--- START ---

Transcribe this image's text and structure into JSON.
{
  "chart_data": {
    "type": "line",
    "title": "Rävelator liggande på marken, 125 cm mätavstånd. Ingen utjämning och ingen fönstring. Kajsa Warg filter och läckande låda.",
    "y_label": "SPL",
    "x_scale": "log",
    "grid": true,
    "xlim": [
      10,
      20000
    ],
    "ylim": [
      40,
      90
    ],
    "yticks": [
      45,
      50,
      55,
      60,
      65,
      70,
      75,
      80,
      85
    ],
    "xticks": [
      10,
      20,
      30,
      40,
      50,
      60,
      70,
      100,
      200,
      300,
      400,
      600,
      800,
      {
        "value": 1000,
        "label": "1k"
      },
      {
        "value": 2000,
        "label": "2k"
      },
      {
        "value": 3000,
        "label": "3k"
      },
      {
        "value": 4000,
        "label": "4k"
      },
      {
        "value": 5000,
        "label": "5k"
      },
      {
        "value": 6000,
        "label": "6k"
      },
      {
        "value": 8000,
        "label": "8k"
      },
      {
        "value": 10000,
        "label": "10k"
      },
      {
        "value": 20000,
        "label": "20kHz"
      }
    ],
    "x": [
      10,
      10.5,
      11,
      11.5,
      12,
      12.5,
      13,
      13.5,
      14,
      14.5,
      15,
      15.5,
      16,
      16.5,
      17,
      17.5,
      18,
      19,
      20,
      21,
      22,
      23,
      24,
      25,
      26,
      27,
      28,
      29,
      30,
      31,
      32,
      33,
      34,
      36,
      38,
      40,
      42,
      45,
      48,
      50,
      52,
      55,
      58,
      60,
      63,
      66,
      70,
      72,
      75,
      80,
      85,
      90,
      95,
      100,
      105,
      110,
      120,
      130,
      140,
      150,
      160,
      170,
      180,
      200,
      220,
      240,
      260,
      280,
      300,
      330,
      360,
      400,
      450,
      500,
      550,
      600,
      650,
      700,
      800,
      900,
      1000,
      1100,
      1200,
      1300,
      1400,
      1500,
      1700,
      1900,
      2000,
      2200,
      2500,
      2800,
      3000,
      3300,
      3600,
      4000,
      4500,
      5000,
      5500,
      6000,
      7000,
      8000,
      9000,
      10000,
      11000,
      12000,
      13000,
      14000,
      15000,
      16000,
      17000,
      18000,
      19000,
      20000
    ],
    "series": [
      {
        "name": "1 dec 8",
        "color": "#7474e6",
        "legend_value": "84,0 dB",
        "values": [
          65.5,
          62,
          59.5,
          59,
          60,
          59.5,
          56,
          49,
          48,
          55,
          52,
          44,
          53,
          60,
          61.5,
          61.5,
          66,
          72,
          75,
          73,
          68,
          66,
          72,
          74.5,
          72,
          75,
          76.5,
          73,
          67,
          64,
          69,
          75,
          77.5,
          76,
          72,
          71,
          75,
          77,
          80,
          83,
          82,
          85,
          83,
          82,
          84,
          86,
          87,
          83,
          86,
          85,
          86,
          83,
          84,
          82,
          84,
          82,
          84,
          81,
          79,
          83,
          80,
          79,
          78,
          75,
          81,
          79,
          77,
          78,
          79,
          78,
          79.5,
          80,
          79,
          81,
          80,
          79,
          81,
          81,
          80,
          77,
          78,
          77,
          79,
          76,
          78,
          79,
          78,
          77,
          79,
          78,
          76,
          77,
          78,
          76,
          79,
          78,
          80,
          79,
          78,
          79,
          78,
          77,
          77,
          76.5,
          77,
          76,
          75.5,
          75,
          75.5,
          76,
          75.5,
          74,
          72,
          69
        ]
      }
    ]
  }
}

--- END ---

- WHAT THE EXERCISE ASKS -
Copy all the lines, exactly.

- EXPECTED OUTPUT -
Transcribe this image's text and structure into JSON.
{
  "chart_data": {
    "type": "line",
    "title": "Rävelator liggande på marken, 125 cm mätavstånd. Ingen utjämning och ingen fönstring. Kajsa Warg filter och läckande låda.",
    "y_label": "SPL",
    "x_scale": "log",
    "grid": true,
    "xlim": [
      10,
      20000
    ],
    "ylim": [
      40,
      90
    ],
    "yticks": [
      45,
      50,
      55,
      60,
      65,
      70,
      75,
      80,
      85
    ],
    "xticks": [
      10,
      20,
      30,
      40,
      50,
      60,
      70,
      100,
      200,
      300,
      400,
      600,
      800,
      {
        "value": 1000,
        "label": "1k"
      },
      {
        "value": 2000,
        "label": "2k"
      },
      {
        "value": 3000,
        "label": "3k"
      },
      {
        "value": 4000,
        "label": "4k"
      },
      {
        "value": 5000,
        "label": "5k"
      },
      {
        "value": 6000,
        "label": "6k"
      },
      {
        "value": 8000,
        "label": "8k"
      },
      {
        "value": 10000,
        "label": "10k"
      },
      {
        "value": 20000,
        "label": "20kHz"
      }
    ],
    "x": [
      10,
      10.5,
      11,
      11.5,
      12,
      12.5,
      13,
      13.5,
      14,
      14.5,
      15,
      15.5,
      16,
      16.5,
      17,
      17.5,
      18,
      19,
      20,
      21,
      22,
      23,
      24,
      25,
      26,
      27,
      28,
      29,
      30,
      31,
      32,
      33,
      34,
      36,
      38,
      40,
      42,
      45,
      48,
      50,
      52,
      55,
      58,
      60,
      63,
      66,
      70,
      72,
      75,
      80,
      85,
      90,
      95,
      100,
      105,
      110,
      120,
      130,
      140,
      150,
      160,
      170,
      180,
      200,
      220,
      240,
      260,
      280,
      300,
      330,
      360,
      400,
      450,
      500,
      550,
      600,
      650,
      700,
      800,
      900,
      1000,
      1100,
      1200,
      1300,
      1400,
      1500,
      1700,
      1900,
      2000,
      2200,
      2500,
      2800,
      3000,
      3300,
      3600,
      4000,
      4500,
      5000,
      5500,
      6000,
      7000,
      8000,
      9000,
      10000,
      11000,
      12000,
      13000,
      14000,
      15000,
      16000,
      17000,
      18000,
      19000,
      20000
    ],
    "series": [
      {
        "name": "1 dec 8",
        "color": "#7474e6",
        "legend_value": "84,0 dB",
        "values": [
          65.5,
          62,
          59.5,
          59,
          60,
          59.5,
          56,
          49,
          48,
          55,
          52,
          44,
          53,
          60,
          61.5,
          61.5,
          66,
          72,
          75,
          73,
          68,
          66,
          72,
          74.5,
          72,
          75,
          76.5,
          73,
          67,
          64,
          69,
          75,
          77.5,
          76,
          72,
          71,
          75,
          77,
          80,
          83,
          82,
          85,
          83,
          82,
          84,
          86,
          87,
          83,
          86,
          85,
          86,
          83,
          84,
          82,
          84,
          82,
          84,
          81,
          79,
          83,
          80,
          79,
          78,
          75,
          81,
          79,
          77,
          78,
          79,
          78,
          79.5,
          80,
          79,
          81,
          80,
          79,
          81,
          81,
          80,
          77,
          78,
          77,
          79,
          76,
          78,
          79,
          78,
          77,
          79,
          78,
          76,
          77,
          78,
          76,
          79,
          78,
          80,
          79,
          78,
          79,
          78,
          77,
          77,
          76.5,
          77,
          76,
          75.5,
          75,
          75.5,
          76,
          75.5,
          74,
          72,
          69
        ]
      }
    ]
  }
}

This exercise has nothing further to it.